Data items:
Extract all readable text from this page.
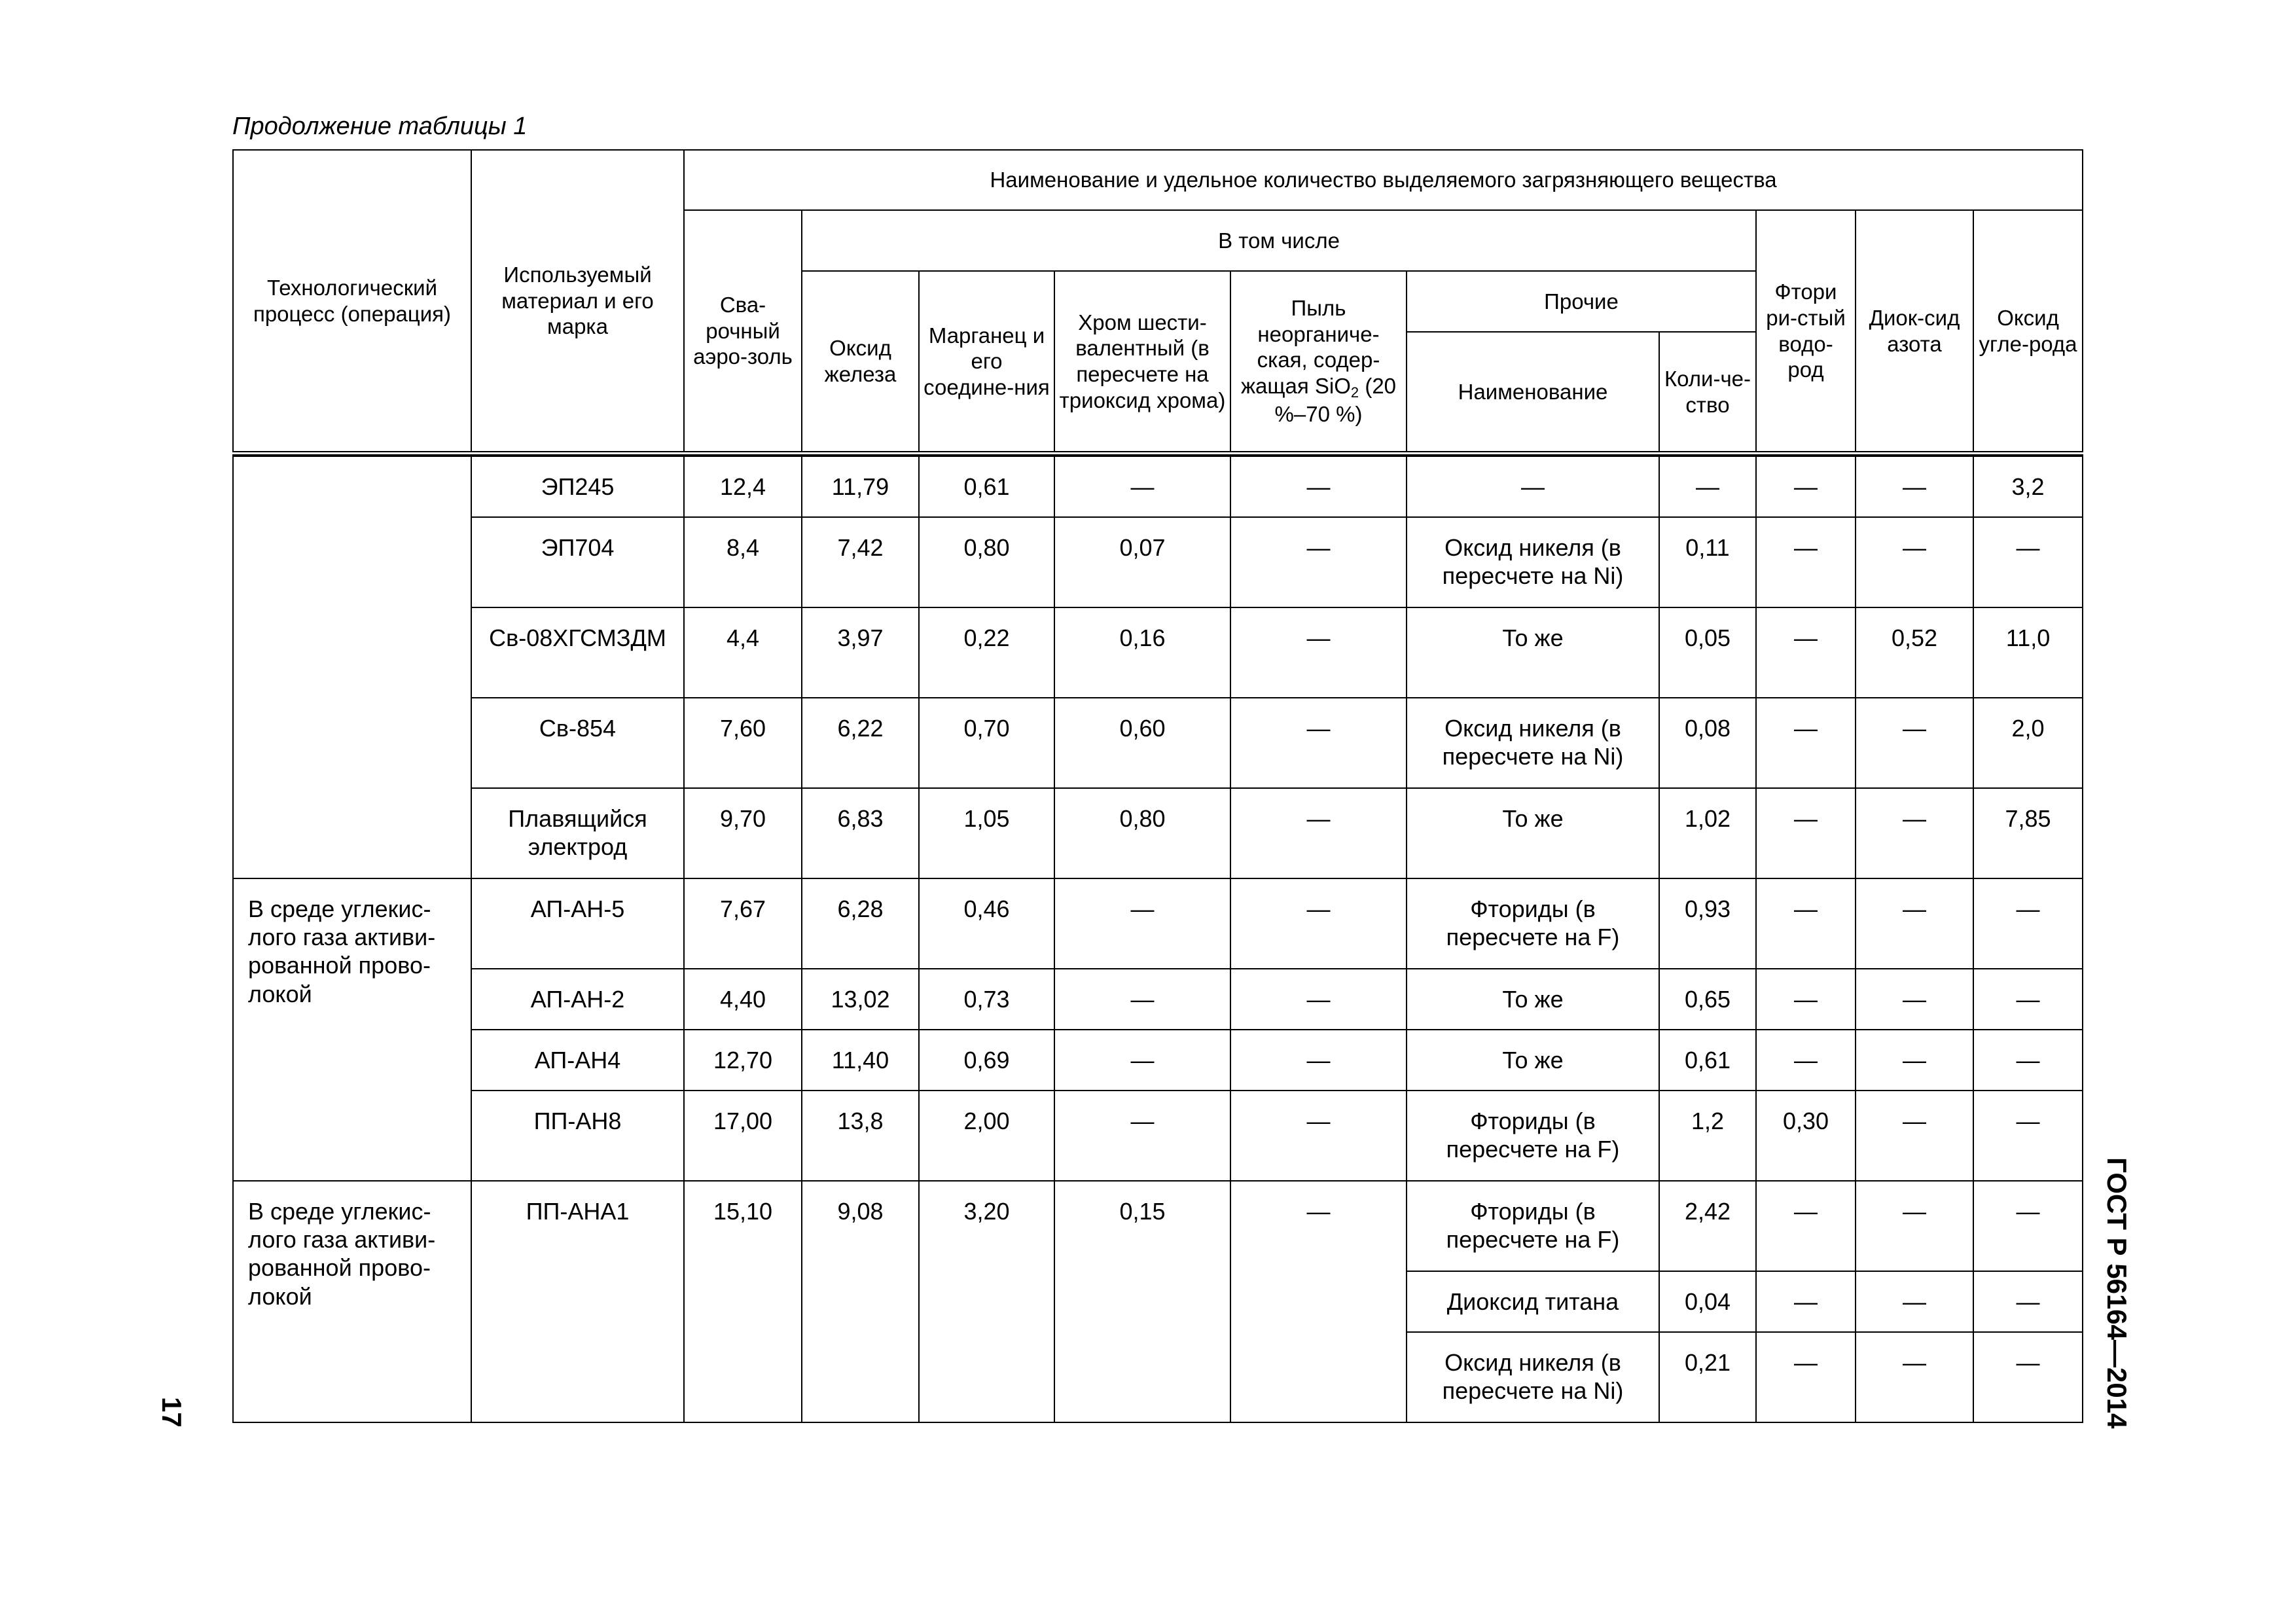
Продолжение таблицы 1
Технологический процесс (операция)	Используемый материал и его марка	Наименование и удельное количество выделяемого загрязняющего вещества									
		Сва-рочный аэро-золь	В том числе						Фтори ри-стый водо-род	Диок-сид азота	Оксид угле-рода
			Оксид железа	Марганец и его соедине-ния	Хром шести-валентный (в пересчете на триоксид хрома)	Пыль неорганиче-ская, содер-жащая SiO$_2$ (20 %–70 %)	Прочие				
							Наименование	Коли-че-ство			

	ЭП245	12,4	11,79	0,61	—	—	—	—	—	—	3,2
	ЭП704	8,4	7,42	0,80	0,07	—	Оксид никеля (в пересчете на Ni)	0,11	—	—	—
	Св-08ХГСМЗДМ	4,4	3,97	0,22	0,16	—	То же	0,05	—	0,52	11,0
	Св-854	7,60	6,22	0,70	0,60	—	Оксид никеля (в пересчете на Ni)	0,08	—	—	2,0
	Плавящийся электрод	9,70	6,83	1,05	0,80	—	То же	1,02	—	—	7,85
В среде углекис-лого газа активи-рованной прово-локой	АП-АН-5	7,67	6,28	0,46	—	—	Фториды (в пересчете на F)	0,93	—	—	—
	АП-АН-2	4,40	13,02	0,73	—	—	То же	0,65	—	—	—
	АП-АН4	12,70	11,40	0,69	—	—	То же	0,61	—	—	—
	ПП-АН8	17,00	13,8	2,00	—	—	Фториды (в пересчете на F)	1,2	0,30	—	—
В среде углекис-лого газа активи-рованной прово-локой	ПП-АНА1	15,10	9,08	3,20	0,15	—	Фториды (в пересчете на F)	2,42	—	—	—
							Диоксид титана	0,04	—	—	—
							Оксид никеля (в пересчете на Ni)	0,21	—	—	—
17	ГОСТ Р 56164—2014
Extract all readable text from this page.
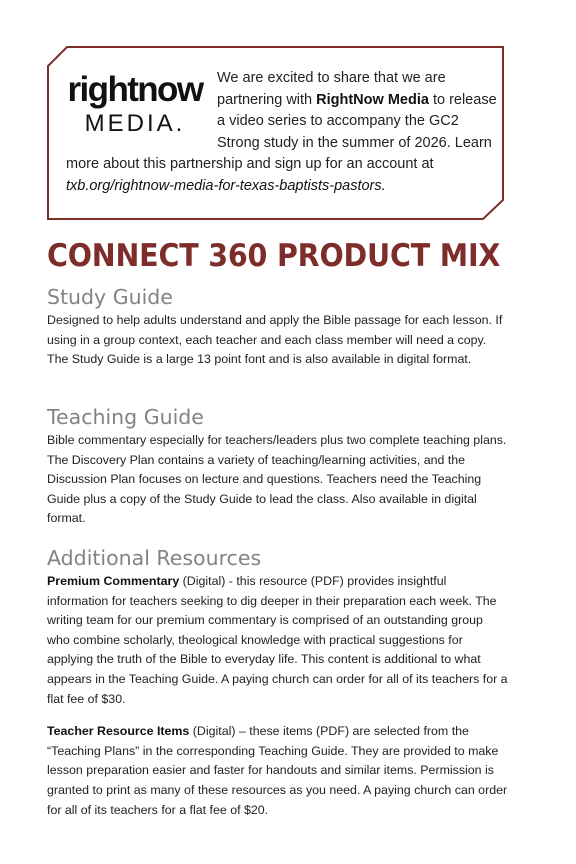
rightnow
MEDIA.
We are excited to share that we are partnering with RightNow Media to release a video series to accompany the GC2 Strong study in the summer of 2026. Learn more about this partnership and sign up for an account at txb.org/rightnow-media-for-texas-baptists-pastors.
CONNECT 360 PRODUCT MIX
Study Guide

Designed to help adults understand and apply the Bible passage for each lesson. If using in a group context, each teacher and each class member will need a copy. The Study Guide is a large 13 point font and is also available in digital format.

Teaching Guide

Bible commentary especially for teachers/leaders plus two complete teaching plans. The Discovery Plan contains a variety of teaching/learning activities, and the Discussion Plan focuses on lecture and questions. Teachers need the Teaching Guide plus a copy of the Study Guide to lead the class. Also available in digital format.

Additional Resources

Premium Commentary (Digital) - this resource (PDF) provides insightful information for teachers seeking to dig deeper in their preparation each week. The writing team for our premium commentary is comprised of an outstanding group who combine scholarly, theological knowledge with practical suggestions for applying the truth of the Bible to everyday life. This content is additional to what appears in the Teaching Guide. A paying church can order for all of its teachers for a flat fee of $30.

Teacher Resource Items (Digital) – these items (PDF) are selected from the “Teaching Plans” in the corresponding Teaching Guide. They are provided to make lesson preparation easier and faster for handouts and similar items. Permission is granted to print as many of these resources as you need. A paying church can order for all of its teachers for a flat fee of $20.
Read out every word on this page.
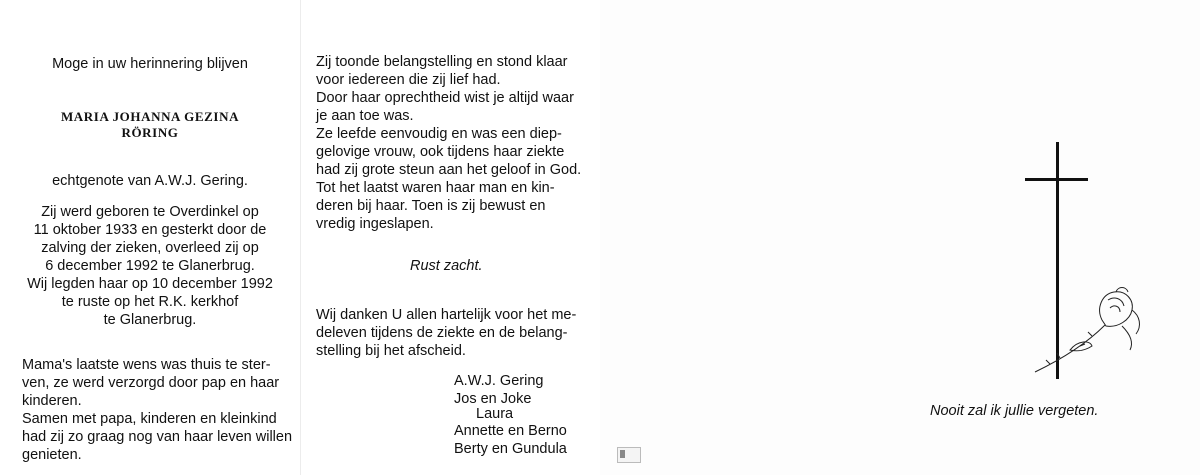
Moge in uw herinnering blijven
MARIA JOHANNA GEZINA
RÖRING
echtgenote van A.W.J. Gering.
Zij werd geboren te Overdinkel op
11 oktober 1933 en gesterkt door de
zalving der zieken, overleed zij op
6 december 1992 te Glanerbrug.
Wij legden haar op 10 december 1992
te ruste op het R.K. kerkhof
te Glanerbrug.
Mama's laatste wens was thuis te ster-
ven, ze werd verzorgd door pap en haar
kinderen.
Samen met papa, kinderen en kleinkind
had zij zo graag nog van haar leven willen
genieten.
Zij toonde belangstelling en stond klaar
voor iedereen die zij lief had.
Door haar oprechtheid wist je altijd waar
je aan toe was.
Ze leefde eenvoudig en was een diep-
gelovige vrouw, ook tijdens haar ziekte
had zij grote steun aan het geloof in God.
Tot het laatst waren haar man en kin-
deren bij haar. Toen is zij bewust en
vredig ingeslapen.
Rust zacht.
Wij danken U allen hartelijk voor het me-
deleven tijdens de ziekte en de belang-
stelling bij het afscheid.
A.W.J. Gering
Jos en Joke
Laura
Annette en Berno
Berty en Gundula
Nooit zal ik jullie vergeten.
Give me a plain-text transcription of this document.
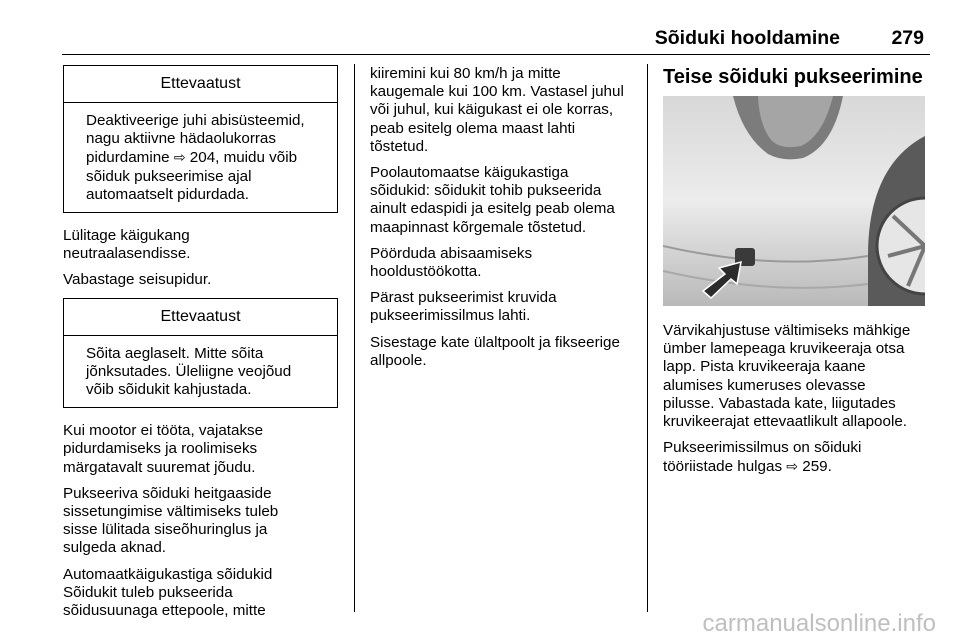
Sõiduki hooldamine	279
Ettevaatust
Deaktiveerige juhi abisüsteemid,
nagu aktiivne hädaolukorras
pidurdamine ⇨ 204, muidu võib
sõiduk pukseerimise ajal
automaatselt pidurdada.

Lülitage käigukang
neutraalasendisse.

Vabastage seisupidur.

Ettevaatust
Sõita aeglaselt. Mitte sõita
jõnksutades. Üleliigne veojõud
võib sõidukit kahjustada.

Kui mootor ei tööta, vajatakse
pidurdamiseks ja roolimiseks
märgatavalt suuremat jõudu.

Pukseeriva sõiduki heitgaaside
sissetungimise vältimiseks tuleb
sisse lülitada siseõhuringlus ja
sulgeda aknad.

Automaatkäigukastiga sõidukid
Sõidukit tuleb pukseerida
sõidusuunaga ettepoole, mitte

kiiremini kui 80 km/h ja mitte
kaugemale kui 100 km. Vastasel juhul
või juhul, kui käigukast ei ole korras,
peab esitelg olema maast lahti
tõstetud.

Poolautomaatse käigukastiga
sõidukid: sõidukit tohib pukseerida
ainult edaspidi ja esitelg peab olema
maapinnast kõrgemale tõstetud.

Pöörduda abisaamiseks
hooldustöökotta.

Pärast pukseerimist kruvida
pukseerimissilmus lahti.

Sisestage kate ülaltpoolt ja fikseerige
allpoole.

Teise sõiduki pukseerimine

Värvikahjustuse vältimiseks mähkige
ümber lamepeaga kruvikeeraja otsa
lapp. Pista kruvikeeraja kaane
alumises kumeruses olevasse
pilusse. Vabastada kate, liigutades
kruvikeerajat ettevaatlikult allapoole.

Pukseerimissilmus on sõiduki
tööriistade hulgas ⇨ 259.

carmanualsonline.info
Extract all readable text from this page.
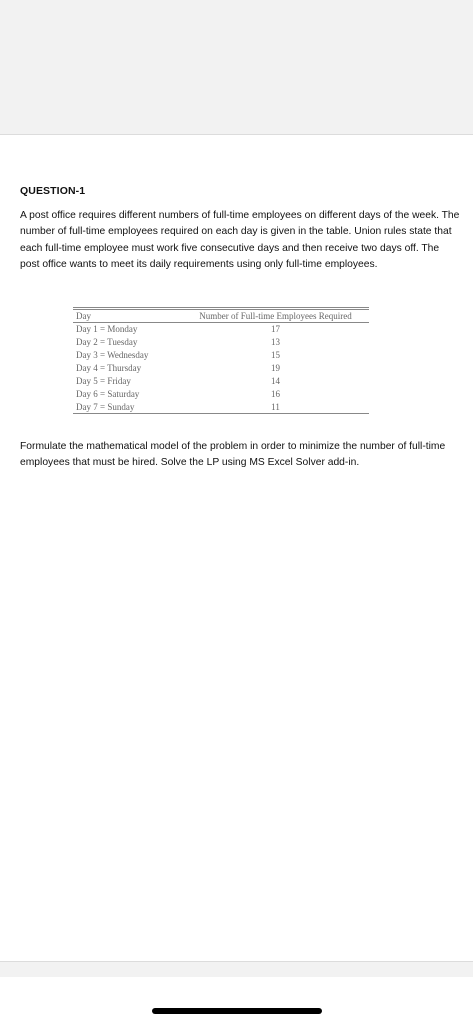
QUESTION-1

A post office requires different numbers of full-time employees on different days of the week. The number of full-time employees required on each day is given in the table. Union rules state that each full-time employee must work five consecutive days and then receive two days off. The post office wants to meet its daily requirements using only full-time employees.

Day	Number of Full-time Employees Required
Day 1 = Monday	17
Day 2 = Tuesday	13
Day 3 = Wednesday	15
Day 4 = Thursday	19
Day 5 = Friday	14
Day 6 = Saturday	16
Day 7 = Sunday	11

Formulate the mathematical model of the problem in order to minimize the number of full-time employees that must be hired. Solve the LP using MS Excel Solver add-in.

THE TASK:
Search the data for "tijdens". Copy every matching line.

EXERCISE ANSWER:
gelovige vrouw, ook tijdens haar ziekte
deleven tijdens de ziekte en de belang-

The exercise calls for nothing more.